_Task instructions:_ Return the full material exactly.

Figure record listings:
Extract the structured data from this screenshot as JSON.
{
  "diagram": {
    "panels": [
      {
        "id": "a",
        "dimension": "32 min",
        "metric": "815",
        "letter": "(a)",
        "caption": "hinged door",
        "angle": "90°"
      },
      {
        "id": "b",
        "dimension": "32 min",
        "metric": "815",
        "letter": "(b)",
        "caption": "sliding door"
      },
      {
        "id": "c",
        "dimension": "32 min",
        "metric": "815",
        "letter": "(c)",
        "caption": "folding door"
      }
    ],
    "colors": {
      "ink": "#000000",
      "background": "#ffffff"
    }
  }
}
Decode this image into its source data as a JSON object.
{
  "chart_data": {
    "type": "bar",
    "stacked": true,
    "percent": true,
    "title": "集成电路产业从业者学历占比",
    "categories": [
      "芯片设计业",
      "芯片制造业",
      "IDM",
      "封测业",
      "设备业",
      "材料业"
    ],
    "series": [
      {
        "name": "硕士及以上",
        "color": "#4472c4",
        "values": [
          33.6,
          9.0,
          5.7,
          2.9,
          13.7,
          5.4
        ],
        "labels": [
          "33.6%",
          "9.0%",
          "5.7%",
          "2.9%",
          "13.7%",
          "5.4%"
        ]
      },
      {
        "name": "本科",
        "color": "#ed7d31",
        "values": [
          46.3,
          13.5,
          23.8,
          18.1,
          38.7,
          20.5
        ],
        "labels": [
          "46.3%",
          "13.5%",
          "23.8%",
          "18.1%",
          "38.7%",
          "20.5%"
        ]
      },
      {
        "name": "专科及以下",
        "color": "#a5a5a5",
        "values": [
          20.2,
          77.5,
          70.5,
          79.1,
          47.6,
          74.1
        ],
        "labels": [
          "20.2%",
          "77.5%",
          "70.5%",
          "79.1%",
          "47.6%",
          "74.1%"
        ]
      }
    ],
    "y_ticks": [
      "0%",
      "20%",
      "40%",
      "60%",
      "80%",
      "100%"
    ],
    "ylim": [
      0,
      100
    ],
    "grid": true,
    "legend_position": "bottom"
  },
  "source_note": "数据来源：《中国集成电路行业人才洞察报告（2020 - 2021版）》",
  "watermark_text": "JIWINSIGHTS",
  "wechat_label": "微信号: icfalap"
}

_Answer to this problem:_
Extract the structured data from this screenshot as JSON.
{
  "diagram": {
    "panels": [
      {
        "id": "a",
        "dimension": "32 min",
        "metric": "815",
        "letter": "(a)",
        "caption": "hinged door",
        "angle": "90°"
      },
      {
        "id": "b",
        "dimension": "32 min",
        "metric": "815",
        "letter": "(b)",
        "caption": "sliding door"
      },
      {
        "id": "c",
        "dimension": "32 min",
        "metric": "815",
        "letter": "(c)",
        "caption": "folding door"
      }
    ],
    "colors": {
      "ink": "#000000",
      "background": "#ffffff"
    }
  }
}
Decode this image into its source data as a JSON object.
{
  "chart_data": {
    "type": "bar",
    "stacked": true,
    "percent": true,
    "title": "集成电路产业从业者学历占比",
    "categories": [
      "芯片设计业",
      "芯片制造业",
      "IDM",
      "封测业",
      "设备业",
      "材料业"
    ],
    "series": [
      {
        "name": "硕士及以上",
        "color": "#4472c4",
        "values": [
          33.6,
          9.0,
          5.7,
          2.9,
          13.7,
          5.4
        ],
        "labels": [
          "33.6%",
          "9.0%",
          "5.7%",
          "2.9%",
          "13.7%",
          "5.4%"
        ]
      },
      {
        "name": "本科",
        "color": "#ed7d31",
        "values": [
          46.3,
          13.5,
          23.8,
          18.1,
          38.7,
          20.5
        ],
        "labels": [
          "46.3%",
          "13.5%",
          "23.8%",
          "18.1%",
          "38.7%",
          "20.5%"
        ]
      },
      {
        "name": "专科及以下",
        "color": "#a5a5a5",
        "values": [
          20.2,
          77.5,
          70.5,
          79.1,
          47.6,
          74.1
        ],
        "labels": [
          "20.2%",
          "77.5%",
          "70.5%",
          "79.1%",
          "47.6%",
          "74.1%"
        ]
      }
    ],
    "y_ticks": [
      "0%",
      "20%",
      "40%",
      "60%",
      "80%",
      "100%"
    ],
    "ylim": [
      0,
      100
    ],
    "grid": true,
    "legend_position": "bottom"
  },
  "source_note": "数据来源：《中国集成电路行业人才洞察报告（2020 - 2021版）》",
  "watermark_text": "JIWINSIGHTS",
  "wechat_label": "微信号: icfalap"
}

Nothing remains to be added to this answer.